** START **
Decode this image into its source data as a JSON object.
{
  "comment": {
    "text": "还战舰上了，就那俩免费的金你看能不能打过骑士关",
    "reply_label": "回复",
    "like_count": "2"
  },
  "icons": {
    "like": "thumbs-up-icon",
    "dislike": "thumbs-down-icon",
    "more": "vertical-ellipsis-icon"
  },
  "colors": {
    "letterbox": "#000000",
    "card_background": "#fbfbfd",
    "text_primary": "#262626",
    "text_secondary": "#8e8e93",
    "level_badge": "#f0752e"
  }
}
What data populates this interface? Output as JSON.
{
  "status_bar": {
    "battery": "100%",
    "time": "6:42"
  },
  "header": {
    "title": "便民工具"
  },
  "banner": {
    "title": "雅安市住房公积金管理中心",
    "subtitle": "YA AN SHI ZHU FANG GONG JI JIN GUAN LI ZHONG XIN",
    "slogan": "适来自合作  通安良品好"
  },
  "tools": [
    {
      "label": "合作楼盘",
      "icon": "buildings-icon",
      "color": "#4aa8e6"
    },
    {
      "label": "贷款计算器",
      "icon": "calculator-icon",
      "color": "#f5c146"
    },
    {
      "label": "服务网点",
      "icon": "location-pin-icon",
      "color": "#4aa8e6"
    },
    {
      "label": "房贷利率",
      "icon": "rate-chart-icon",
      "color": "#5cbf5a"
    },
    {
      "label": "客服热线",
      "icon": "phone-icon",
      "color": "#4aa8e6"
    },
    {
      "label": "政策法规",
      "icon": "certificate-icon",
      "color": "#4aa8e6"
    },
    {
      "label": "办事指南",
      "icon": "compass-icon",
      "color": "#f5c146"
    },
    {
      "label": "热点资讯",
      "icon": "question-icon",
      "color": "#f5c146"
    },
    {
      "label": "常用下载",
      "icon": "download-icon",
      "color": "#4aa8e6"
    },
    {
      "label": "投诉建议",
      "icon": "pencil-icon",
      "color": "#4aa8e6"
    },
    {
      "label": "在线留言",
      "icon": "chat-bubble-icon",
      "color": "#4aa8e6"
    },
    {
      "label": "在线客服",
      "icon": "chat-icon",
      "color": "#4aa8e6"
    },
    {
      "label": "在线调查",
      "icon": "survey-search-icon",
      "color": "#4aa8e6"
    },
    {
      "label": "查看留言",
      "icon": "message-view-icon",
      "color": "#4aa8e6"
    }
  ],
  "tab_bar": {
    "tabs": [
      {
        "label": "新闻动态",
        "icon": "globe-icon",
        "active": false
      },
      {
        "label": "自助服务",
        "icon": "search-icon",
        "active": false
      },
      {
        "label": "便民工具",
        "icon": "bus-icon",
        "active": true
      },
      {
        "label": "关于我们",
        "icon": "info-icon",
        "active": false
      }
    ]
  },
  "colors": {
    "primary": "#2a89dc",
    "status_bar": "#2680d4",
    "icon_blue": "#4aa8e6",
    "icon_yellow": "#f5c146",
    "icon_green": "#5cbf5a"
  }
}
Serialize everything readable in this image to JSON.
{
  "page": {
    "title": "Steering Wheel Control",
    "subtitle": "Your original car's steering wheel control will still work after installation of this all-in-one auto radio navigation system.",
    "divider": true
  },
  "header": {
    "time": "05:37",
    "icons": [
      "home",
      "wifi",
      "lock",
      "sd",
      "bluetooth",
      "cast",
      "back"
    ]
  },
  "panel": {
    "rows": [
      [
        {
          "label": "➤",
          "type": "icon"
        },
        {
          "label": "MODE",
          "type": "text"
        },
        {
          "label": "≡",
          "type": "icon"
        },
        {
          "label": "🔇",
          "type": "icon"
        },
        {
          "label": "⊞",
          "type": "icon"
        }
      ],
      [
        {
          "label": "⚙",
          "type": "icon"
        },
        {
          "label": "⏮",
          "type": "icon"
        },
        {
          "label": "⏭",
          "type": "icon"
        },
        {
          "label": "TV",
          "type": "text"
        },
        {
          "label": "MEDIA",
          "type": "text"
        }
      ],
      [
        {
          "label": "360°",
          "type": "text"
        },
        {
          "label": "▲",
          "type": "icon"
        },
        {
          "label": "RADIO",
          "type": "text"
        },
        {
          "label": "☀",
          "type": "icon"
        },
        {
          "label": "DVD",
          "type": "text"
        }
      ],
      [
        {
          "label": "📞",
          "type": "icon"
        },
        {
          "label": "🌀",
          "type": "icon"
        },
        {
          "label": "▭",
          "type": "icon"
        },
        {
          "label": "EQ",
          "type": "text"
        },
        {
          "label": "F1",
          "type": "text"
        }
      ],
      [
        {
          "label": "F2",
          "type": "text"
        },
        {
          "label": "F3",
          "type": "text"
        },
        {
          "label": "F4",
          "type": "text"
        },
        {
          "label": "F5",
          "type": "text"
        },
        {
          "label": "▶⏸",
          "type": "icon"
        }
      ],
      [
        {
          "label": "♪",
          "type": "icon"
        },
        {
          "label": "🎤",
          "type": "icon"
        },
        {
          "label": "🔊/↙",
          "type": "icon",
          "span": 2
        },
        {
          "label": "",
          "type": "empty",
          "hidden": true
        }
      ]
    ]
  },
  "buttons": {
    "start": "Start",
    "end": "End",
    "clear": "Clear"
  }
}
** END **
Your objective: Write out the records shown above, exactly as they appear.

Task output:
Decode this image into its source data as a JSON object.
{
  "comment": {
    "text": "还战舰上了，就那俩免费的金你看能不能打过骑士关",
    "reply_label": "回复",
    "like_count": "2"
  },
  "icons": {
    "like": "thumbs-up-icon",
    "dislike": "thumbs-down-icon",
    "more": "vertical-ellipsis-icon"
  },
  "colors": {
    "letterbox": "#000000",
    "card_background": "#fbfbfd",
    "text_primary": "#262626",
    "text_secondary": "#8e8e93",
    "level_badge": "#f0752e"
  }
}
What data populates this interface? Output as JSON.
{
  "status_bar": {
    "battery": "100%",
    "time": "6:42"
  },
  "header": {
    "title": "便民工具"
  },
  "banner": {
    "title": "雅安市住房公积金管理中心",
    "subtitle": "YA AN SHI ZHU FANG GONG JI JIN GUAN LI ZHONG XIN",
    "slogan": "适来自合作  通安良品好"
  },
  "tools": [
    {
      "label": "合作楼盘",
      "icon": "buildings-icon",
      "color": "#4aa8e6"
    },
    {
      "label": "贷款计算器",
      "icon": "calculator-icon",
      "color": "#f5c146"
    },
    {
      "label": "服务网点",
      "icon": "location-pin-icon",
      "color": "#4aa8e6"
    },
    {
      "label": "房贷利率",
      "icon": "rate-chart-icon",
      "color": "#5cbf5a"
    },
    {
      "label": "客服热线",
      "icon": "phone-icon",
      "color": "#4aa8e6"
    },
    {
      "label": "政策法规",
      "icon": "certificate-icon",
      "color": "#4aa8e6"
    },
    {
      "label": "办事指南",
      "icon": "compass-icon",
      "color": "#f5c146"
    },
    {
      "label": "热点资讯",
      "icon": "question-icon",
      "color": "#f5c146"
    },
    {
      "label": "常用下载",
      "icon": "download-icon",
      "color": "#4aa8e6"
    },
    {
      "label": "投诉建议",
      "icon": "pencil-icon",
      "color": "#4aa8e6"
    },
    {
      "label": "在线留言",
      "icon": "chat-bubble-icon",
      "color": "#4aa8e6"
    },
    {
      "label": "在线客服",
      "icon": "chat-icon",
      "color": "#4aa8e6"
    },
    {
      "label": "在线调查",
      "icon": "survey-search-icon",
      "color": "#4aa8e6"
    },
    {
      "label": "查看留言",
      "icon": "message-view-icon",
      "color": "#4aa8e6"
    }
  ],
  "tab_bar": {
    "tabs": [
      {
        "label": "新闻动态",
        "icon": "globe-icon",
        "active": false
      },
      {
        "label": "自助服务",
        "icon": "search-icon",
        "active": false
      },
      {
        "label": "便民工具",
        "icon": "bus-icon",
        "active": true
      },
      {
        "label": "关于我们",
        "icon": "info-icon",
        "active": false
      }
    ]
  },
  "colors": {
    "primary": "#2a89dc",
    "status_bar": "#2680d4",
    "icon_blue": "#4aa8e6",
    "icon_yellow": "#f5c146",
    "icon_green": "#5cbf5a"
  }
}
Serialize everything readable in this image to JSON.
{
  "page": {
    "title": "Steering Wheel Control",
    "subtitle": "Your original car's steering wheel control will still work after installation of this all-in-one auto radio navigation system.",
    "divider": true
  },
  "header": {
    "time": "05:37",
    "icons": [
      "home",
      "wifi",
      "lock",
      "sd",
      "bluetooth",
      "cast",
      "back"
    ]
  },
  "panel": {
    "rows": [
      [
        {
          "label": "➤",
          "type": "icon"
        },
        {
          "label": "MODE",
          "type": "text"
        },
        {
          "label": "≡",
          "type": "icon"
        },
        {
          "label": "🔇",
          "type": "icon"
        },
        {
          "label": "⊞",
          "type": "icon"
        }
      ],
      [
        {
          "label": "⚙",
          "type": "icon"
        },
        {
          "label": "⏮",
          "type": "icon"
        },
        {
          "label": "⏭",
          "type": "icon"
        },
        {
          "label": "TV",
          "type": "text"
        },
        {
          "label": "MEDIA",
          "type": "text"
        }
      ],
      [
        {
          "label": "360°",
          "type": "text"
        },
        {
          "label": "▲",
          "type": "icon"
        },
        {
          "label": "RADIO",
          "type": "text"
        },
        {
          "label": "☀",
          "type": "icon"
        },
        {
          "label": "DVD",
          "type": "text"
        }
      ],
      [
        {
          "label": "📞",
          "type": "icon"
        },
        {
          "label": "🌀",
          "type": "icon"
        },
        {
          "label": "▭",
          "type": "icon"
        },
        {
          "label": "EQ",
          "type": "text"
        },
        {
          "label": "F1",
          "type": "text"
        }
      ],
      [
        {
          "label": "F2",
          "type": "text"
        },
        {
          "label": "F3",
          "type": "text"
        },
        {
          "label": "F4",
          "type": "text"
        },
        {
          "label": "F5",
          "type": "text"
        },
        {
          "label": "▶⏸",
          "type": "icon"
        }
      ],
      [
        {
          "label": "♪",
          "type": "icon"
        },
        {
          "label": "🎤",
          "type": "icon"
        },
        {
          "label": "🔊/↙",
          "type": "icon",
          "span": 2
        },
        {
          "label": "",
          "type": "empty",
          "hidden": true
        }
      ]
    ]
  },
  "buttons": {
    "start": "Start",
    "end": "End",
    "clear": "Clear"
  }
}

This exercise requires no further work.